Extract the complete listing and output it unchanged.

========

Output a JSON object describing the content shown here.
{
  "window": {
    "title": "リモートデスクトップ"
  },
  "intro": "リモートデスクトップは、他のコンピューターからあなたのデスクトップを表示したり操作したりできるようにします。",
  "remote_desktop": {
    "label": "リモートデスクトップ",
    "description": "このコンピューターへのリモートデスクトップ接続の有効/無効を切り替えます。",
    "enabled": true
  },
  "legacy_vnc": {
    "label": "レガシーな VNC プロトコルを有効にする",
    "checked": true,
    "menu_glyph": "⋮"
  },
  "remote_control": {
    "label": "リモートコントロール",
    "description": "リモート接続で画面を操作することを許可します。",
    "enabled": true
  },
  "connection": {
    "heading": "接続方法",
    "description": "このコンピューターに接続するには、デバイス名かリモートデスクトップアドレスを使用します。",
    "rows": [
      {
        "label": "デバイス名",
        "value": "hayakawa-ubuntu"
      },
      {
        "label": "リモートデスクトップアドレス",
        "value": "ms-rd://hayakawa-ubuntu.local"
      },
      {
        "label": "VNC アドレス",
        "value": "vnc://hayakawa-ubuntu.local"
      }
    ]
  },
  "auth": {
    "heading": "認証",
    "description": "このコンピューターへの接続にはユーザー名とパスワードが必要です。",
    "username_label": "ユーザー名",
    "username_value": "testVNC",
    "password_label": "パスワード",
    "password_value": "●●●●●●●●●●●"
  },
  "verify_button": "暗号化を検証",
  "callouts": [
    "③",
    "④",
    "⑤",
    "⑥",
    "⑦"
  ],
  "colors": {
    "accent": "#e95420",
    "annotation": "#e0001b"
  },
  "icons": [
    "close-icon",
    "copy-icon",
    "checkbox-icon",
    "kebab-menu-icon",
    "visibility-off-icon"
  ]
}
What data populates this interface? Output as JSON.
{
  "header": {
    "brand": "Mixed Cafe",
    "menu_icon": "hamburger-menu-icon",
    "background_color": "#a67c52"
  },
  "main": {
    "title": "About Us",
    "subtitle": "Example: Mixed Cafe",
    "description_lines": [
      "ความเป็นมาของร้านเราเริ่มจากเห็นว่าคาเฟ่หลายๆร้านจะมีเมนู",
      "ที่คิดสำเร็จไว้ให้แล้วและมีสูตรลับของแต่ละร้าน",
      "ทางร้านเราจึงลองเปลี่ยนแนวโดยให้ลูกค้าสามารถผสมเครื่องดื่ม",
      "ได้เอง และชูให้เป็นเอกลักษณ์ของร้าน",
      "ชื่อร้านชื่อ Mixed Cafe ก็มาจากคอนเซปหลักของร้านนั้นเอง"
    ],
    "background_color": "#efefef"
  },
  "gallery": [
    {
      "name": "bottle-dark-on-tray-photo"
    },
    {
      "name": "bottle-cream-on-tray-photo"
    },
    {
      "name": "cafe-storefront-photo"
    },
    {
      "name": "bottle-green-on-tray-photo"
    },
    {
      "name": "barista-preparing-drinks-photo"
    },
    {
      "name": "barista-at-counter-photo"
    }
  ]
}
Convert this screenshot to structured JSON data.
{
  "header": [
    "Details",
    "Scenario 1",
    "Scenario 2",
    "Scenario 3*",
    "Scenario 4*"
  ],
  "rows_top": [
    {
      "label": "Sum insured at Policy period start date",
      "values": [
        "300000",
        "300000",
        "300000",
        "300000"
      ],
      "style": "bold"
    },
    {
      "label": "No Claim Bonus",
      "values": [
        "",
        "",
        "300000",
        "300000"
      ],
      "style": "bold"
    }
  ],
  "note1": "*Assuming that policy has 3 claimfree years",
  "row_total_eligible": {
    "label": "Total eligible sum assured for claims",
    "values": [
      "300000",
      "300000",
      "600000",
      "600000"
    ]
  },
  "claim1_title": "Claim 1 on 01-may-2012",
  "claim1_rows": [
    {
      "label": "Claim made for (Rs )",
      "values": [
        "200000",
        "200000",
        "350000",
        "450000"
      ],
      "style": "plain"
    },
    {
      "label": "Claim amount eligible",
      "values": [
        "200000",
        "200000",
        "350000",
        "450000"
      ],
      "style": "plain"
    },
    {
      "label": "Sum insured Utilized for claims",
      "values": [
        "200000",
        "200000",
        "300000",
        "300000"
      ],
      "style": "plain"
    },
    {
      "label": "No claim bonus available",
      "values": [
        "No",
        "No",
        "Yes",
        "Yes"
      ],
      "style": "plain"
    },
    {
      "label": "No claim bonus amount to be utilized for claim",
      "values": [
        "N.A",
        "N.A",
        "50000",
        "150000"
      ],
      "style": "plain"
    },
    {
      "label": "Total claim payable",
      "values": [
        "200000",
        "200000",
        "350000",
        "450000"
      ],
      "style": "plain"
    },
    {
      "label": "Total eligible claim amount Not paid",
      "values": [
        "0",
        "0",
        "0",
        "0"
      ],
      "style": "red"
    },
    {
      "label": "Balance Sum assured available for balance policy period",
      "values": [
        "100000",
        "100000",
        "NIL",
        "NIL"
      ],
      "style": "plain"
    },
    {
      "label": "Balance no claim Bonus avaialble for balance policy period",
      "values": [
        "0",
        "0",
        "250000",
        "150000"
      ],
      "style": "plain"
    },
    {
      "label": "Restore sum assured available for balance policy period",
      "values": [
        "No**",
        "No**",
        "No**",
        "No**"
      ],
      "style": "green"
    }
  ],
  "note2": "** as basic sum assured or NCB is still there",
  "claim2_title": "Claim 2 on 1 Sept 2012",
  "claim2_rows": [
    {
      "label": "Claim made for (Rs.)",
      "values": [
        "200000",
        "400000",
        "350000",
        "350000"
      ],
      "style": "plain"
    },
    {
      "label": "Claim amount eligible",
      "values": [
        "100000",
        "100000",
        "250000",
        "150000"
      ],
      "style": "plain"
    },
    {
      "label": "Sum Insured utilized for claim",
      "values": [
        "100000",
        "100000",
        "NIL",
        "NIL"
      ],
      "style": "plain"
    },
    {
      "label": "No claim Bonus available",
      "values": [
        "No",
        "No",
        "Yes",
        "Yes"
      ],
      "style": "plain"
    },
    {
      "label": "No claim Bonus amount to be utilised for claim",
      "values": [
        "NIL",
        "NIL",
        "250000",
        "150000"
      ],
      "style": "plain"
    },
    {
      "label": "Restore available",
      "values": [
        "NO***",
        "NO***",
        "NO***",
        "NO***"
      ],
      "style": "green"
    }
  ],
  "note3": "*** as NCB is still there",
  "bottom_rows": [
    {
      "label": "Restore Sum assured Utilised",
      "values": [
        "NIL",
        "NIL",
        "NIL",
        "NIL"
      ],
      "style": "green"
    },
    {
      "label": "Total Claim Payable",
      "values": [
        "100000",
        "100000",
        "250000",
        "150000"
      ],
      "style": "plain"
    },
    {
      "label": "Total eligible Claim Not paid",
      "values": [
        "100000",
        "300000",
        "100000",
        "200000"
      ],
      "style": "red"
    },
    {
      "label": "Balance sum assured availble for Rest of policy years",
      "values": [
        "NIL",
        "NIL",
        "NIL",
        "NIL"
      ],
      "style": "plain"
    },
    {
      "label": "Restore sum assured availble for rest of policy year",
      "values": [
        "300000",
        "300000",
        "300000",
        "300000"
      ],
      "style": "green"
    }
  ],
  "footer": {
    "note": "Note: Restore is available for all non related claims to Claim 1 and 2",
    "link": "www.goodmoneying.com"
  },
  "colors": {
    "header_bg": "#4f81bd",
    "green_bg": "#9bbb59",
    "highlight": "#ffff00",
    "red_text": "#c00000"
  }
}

========

> [EXPECTED ANSWER]:
Output a JSON object describing the content shown here.
{
  "window": {
    "title": "リモートデスクトップ"
  },
  "intro": "リモートデスクトップは、他のコンピューターからあなたのデスクトップを表示したり操作したりできるようにします。",
  "remote_desktop": {
    "label": "リモートデスクトップ",
    "description": "このコンピューターへのリモートデスクトップ接続の有効/無効を切り替えます。",
    "enabled": true
  },
  "legacy_vnc": {
    "label": "レガシーな VNC プロトコルを有効にする",
    "checked": true,
    "menu_glyph": "⋮"
  },
  "remote_control": {
    "label": "リモートコントロール",
    "description": "リモート接続で画面を操作することを許可します。",
    "enabled": true
  },
  "connection": {
    "heading": "接続方法",
    "description": "このコンピューターに接続するには、デバイス名かリモートデスクトップアドレスを使用します。",
    "rows": [
      {
        "label": "デバイス名",
        "value": "hayakawa-ubuntu"
      },
      {
        "label": "リモートデスクトップアドレス",
        "value": "ms-rd://hayakawa-ubuntu.local"
      },
      {
        "label": "VNC アドレス",
        "value": "vnc://hayakawa-ubuntu.local"
      }
    ]
  },
  "auth": {
    "heading": "認証",
    "description": "このコンピューターへの接続にはユーザー名とパスワードが必要です。",
    "username_label": "ユーザー名",
    "username_value": "testVNC",
    "password_label": "パスワード",
    "password_value": "●●●●●●●●●●●"
  },
  "verify_button": "暗号化を検証",
  "callouts": [
    "③",
    "④",
    "⑤",
    "⑥",
    "⑦"
  ],
  "colors": {
    "accent": "#e95420",
    "annotation": "#e0001b"
  },
  "icons": [
    "close-icon",
    "copy-icon",
    "checkbox-icon",
    "kebab-menu-icon",
    "visibility-off-icon"
  ]
}
What data populates this interface? Output as JSON.
{
  "header": {
    "brand": "Mixed Cafe",
    "menu_icon": "hamburger-menu-icon",
    "background_color": "#a67c52"
  },
  "main": {
    "title": "About Us",
    "subtitle": "Example: Mixed Cafe",
    "description_lines": [
      "ความเป็นมาของร้านเราเริ่มจากเห็นว่าคาเฟ่หลายๆร้านจะมีเมนู",
      "ที่คิดสำเร็จไว้ให้แล้วและมีสูตรลับของแต่ละร้าน",
      "ทางร้านเราจึงลองเปลี่ยนแนวโดยให้ลูกค้าสามารถผสมเครื่องดื่ม",
      "ได้เอง และชูให้เป็นเอกลักษณ์ของร้าน",
      "ชื่อร้านชื่อ Mixed Cafe ก็มาจากคอนเซปหลักของร้านนั้นเอง"
    ],
    "background_color": "#efefef"
  },
  "gallery": [
    {
      "name": "bottle-dark-on-tray-photo"
    },
    {
      "name": "bottle-cream-on-tray-photo"
    },
    {
      "name": "cafe-storefront-photo"
    },
    {
      "name": "bottle-green-on-tray-photo"
    },
    {
      "name": "barista-preparing-drinks-photo"
    },
    {
      "name": "barista-at-counter-photo"
    }
  ]
}
Convert this screenshot to structured JSON data.
{
  "header": [
    "Details",
    "Scenario 1",
    "Scenario 2",
    "Scenario 3*",
    "Scenario 4*"
  ],
  "rows_top": [
    {
      "label": "Sum insured at Policy period start date",
      "values": [
        "300000",
        "300000",
        "300000",
        "300000"
      ],
      "style": "bold"
    },
    {
      "label": "No Claim Bonus",
      "values": [
        "",
        "",
        "300000",
        "300000"
      ],
      "style": "bold"
    }
  ],
  "note1": "*Assuming that policy has 3 claimfree years",
  "row_total_eligible": {
    "label": "Total eligible sum assured for claims",
    "values": [
      "300000",
      "300000",
      "600000",
      "600000"
    ]
  },
  "claim1_title": "Claim 1 on 01-may-2012",
  "claim1_rows": [
    {
      "label": "Claim made for (Rs )",
      "values": [
        "200000",
        "200000",
        "350000",
        "450000"
      ],
      "style": "plain"
    },
    {
      "label": "Claim amount eligible",
      "values": [
        "200000",
        "200000",
        "350000",
        "450000"
      ],
      "style": "plain"
    },
    {
      "label": "Sum insured Utilized for claims",
      "values": [
        "200000",
        "200000",
        "300000",
        "300000"
      ],
      "style": "plain"
    },
    {
      "label": "No claim bonus available",
      "values": [
        "No",
        "No",
        "Yes",
        "Yes"
      ],
      "style": "plain"
    },
    {
      "label": "No claim bonus amount to be utilized for claim",
      "values": [
        "N.A",
        "N.A",
        "50000",
        "150000"
      ],
      "style": "plain"
    },
    {
      "label": "Total claim payable",
      "values": [
        "200000",
        "200000",
        "350000",
        "450000"
      ],
      "style": "plain"
    },
    {
      "label": "Total eligible claim amount Not paid",
      "values": [
        "0",
        "0",
        "0",
        "0"
      ],
      "style": "red"
    },
    {
      "label": "Balance Sum assured available for balance policy period",
      "values": [
        "100000",
        "100000",
        "NIL",
        "NIL"
      ],
      "style": "plain"
    },
    {
      "label": "Balance no claim Bonus avaialble for balance policy period",
      "values": [
        "0",
        "0",
        "250000",
        "150000"
      ],
      "style": "plain"
    },
    {
      "label": "Restore sum assured available for balance policy period",
      "values": [
        "No**",
        "No**",
        "No**",
        "No**"
      ],
      "style": "green"
    }
  ],
  "note2": "** as basic sum assured or NCB is still there",
  "claim2_title": "Claim 2 on 1 Sept 2012",
  "claim2_rows": [
    {
      "label": "Claim made for (Rs.)",
      "values": [
        "200000",
        "400000",
        "350000",
        "350000"
      ],
      "style": "plain"
    },
    {
      "label": "Claim amount eligible",
      "values": [
        "100000",
        "100000",
        "250000",
        "150000"
      ],
      "style": "plain"
    },
    {
      "label": "Sum Insured utilized for claim",
      "values": [
        "100000",
        "100000",
        "NIL",
        "NIL"
      ],
      "style": "plain"
    },
    {
      "label": "No claim Bonus available",
      "values": [
        "No",
        "No",
        "Yes",
        "Yes"
      ],
      "style": "plain"
    },
    {
      "label": "No claim Bonus amount to be utilised for claim",
      "values": [
        "NIL",
        "NIL",
        "250000",
        "150000"
      ],
      "style": "plain"
    },
    {
      "label": "Restore available",
      "values": [
        "NO***",
        "NO***",
        "NO***",
        "NO***"
      ],
      "style": "green"
    }
  ],
  "note3": "*** as NCB is still there",
  "bottom_rows": [
    {
      "label": "Restore Sum assured Utilised",
      "values": [
        "NIL",
        "NIL",
        "NIL",
        "NIL"
      ],
      "style": "green"
    },
    {
      "label": "Total Claim Payable",
      "values": [
        "100000",
        "100000",
        "250000",
        "150000"
      ],
      "style": "plain"
    },
    {
      "label": "Total eligible Claim Not paid",
      "values": [
        "100000",
        "300000",
        "100000",
        "200000"
      ],
      "style": "red"
    },
    {
      "label": "Balance sum assured availble for Rest of policy years",
      "values": [
        "NIL",
        "NIL",
        "NIL",
        "NIL"
      ],
      "style": "plain"
    },
    {
      "label": "Restore sum assured availble for rest of policy year",
      "values": [
        "300000",
        "300000",
        "300000",
        "300000"
      ],
      "style": "green"
    }
  ],
  "footer": {
    "note": "Note: Restore is available for all non related claims to Claim 1 and 2",
    "link": "www.goodmoneying.com"
  },
  "colors": {
    "header_bg": "#4f81bd",
    "green_bg": "#9bbb59",
    "highlight": "#ffff00",
    "red_text": "#c00000"
  }
}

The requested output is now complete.